**Task directions:** Return each line that holds the word "name".

**Materials provided:**

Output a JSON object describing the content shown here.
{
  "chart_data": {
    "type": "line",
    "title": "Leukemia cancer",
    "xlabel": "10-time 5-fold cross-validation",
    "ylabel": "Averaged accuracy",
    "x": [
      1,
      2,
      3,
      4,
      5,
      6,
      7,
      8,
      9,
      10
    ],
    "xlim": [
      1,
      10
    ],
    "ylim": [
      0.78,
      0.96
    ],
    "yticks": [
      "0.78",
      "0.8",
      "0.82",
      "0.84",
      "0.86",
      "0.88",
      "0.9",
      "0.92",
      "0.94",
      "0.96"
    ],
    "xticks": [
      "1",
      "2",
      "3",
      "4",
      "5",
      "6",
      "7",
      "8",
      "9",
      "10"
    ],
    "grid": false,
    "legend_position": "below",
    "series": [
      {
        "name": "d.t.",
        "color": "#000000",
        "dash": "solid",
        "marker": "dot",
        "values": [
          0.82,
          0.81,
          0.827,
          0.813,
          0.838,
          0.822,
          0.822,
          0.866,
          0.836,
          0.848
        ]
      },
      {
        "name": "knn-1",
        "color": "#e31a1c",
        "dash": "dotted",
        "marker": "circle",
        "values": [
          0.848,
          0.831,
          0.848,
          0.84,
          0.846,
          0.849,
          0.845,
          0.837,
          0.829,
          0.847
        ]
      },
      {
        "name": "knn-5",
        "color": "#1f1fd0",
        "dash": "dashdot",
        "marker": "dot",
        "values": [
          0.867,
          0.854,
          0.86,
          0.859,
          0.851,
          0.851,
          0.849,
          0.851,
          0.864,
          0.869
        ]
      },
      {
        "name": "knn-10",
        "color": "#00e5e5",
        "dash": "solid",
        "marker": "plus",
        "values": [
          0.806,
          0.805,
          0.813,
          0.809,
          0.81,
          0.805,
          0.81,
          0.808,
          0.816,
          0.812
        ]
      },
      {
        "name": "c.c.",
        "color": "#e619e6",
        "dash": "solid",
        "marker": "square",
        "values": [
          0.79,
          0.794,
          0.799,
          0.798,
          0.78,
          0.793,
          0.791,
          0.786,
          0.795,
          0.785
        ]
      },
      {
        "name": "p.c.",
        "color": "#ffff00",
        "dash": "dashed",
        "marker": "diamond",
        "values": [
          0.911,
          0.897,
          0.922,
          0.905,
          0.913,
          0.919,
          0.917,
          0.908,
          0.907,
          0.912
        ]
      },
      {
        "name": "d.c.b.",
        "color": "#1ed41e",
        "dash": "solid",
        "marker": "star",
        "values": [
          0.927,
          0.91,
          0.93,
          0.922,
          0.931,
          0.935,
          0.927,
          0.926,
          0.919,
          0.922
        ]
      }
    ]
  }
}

**Output of the task:**
        "name": "d.t.",
        "name": "knn-1",
        "name": "knn-5",
        "name": "knn-10",
        "name": "c.c.",
        "name": "p.c.",
        "name": "d.c.b.",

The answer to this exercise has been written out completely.